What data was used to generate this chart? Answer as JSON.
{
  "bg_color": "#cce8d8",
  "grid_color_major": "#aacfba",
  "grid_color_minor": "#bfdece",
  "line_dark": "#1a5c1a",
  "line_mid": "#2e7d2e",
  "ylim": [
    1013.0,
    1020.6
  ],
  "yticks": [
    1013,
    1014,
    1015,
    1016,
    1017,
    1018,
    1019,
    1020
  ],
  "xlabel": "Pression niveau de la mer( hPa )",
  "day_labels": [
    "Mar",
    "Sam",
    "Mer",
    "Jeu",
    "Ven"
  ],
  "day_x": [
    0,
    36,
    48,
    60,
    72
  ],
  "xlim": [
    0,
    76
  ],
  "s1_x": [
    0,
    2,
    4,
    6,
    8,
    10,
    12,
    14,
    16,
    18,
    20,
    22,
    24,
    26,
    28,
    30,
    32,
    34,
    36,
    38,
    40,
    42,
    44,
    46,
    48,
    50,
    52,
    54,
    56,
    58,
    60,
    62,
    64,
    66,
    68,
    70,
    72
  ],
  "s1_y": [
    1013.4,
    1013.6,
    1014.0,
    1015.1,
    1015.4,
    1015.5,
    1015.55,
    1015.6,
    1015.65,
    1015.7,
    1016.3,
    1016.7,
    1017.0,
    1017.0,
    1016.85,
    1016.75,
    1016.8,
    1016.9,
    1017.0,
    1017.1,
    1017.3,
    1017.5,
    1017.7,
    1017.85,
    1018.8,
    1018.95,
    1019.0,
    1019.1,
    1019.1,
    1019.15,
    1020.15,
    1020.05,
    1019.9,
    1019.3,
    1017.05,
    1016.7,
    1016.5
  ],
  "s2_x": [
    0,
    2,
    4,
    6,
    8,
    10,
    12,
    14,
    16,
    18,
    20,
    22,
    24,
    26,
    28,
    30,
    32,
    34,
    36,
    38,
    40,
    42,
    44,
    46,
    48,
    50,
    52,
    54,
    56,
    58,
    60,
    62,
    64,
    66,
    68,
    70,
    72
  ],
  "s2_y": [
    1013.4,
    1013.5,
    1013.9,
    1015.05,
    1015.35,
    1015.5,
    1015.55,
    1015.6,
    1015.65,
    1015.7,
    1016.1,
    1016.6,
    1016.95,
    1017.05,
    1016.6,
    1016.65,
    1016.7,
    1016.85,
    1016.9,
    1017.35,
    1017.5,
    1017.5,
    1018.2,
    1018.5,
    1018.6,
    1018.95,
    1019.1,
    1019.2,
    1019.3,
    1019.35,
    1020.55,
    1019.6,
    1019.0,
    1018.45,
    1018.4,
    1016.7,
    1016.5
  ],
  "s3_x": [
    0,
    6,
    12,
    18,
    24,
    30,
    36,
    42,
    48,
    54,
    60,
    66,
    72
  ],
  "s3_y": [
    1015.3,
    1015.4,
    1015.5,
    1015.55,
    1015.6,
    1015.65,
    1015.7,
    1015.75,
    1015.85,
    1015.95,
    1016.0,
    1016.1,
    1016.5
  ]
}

────────────────────────────────────────

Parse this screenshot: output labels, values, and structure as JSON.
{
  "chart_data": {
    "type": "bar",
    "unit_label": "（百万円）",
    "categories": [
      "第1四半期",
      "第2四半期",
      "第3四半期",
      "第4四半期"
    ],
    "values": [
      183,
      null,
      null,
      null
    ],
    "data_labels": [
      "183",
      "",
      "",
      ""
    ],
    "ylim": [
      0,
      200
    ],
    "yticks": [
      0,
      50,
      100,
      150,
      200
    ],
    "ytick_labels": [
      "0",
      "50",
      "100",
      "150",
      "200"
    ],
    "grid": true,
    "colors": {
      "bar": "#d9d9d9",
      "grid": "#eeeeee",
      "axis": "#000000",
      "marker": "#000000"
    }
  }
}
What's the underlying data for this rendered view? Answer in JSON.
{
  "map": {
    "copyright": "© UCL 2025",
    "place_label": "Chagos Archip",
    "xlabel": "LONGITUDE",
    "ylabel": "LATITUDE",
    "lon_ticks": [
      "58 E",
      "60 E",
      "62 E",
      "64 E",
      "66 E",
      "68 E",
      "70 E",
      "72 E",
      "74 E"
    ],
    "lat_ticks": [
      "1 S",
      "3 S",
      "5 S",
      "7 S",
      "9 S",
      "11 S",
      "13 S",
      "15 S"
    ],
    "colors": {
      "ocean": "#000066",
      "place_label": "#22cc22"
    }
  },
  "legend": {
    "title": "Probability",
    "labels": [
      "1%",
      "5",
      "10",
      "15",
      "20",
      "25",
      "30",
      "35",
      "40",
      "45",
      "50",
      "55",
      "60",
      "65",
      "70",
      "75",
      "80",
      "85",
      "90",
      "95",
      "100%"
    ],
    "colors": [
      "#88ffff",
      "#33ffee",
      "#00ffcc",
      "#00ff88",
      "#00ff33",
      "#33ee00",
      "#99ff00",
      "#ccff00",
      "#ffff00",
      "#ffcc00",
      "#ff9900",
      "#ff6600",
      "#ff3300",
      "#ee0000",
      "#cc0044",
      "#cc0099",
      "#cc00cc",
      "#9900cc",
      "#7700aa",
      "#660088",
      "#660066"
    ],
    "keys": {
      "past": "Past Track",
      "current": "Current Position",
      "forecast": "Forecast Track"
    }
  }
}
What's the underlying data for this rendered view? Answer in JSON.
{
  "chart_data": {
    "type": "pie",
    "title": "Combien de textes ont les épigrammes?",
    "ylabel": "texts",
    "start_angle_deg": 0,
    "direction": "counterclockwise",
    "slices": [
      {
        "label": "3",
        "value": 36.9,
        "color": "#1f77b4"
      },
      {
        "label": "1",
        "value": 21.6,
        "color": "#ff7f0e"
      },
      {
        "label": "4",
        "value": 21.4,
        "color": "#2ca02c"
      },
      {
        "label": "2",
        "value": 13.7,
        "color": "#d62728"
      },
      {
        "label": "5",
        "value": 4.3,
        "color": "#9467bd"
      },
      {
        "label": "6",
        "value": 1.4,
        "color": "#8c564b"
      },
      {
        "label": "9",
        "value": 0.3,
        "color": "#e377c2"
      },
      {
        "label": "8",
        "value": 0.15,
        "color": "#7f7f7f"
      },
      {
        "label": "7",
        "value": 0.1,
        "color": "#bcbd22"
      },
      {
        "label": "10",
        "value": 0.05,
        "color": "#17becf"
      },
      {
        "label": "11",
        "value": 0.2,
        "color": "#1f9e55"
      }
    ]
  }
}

────────────────────────────────────────

__YOUR INSTRUCTIONS__
Reply with nothing but the number of lines that contain the word "this".

__FINISHED ANSWER__
4